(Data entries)
============================================================
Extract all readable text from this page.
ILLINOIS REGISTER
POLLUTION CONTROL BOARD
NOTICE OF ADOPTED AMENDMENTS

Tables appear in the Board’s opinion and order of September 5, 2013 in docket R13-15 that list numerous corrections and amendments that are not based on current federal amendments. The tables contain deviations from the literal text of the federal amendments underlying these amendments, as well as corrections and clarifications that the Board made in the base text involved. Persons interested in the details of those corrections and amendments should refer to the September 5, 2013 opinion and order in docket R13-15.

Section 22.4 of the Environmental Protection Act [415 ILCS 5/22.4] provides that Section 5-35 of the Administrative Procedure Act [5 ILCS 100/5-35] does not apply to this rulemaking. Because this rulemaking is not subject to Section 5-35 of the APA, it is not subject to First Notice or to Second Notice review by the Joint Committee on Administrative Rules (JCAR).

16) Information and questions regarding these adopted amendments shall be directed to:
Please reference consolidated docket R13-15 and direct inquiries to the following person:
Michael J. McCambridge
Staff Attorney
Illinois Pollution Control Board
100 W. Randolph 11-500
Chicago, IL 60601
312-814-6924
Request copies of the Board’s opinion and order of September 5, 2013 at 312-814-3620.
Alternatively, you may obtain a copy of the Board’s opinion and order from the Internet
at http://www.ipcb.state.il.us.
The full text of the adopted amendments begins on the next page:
============================================================
(What the task asks)
Output the complete data exactly as written.

(Result for this task)
Extract all readable text from this page.
ILLINOIS REGISTER
POLLUTION CONTROL BOARD
NOTICE OF ADOPTED AMENDMENTS

Tables appear in the Board’s opinion and order of September 5, 2013 in docket R13-15 that list numerous corrections and amendments that are not based on current federal amendments. The tables contain deviations from the literal text of the federal amendments underlying these amendments, as well as corrections and clarifications that the Board made in the base text involved. Persons interested in the details of those corrections and amendments should refer to the September 5, 2013 opinion and order in docket R13-15.

Section 22.4 of the Environmental Protection Act [415 ILCS 5/22.4] provides that Section 5-35 of the Administrative Procedure Act [5 ILCS 100/5-35] does not apply to this rulemaking. Because this rulemaking is not subject to Section 5-35 of the APA, it is not subject to First Notice or to Second Notice review by the Joint Committee on Administrative Rules (JCAR).

16) Information and questions regarding these adopted amendments shall be directed to:
Please reference consolidated docket R13-15 and direct inquiries to the following person:
Michael J. McCambridge
Staff Attorney
Illinois Pollution Control Board
100 W. Randolph 11-500
Chicago, IL 60601
312-814-6924
Request copies of the Board’s opinion and order of September 5, 2013 at 312-814-3620.
Alternatively, you may obtain a copy of the Board’s opinion and order from the Internet
at http://www.ipcb.state.il.us.
The full text of the adopted amendments begins on the next page:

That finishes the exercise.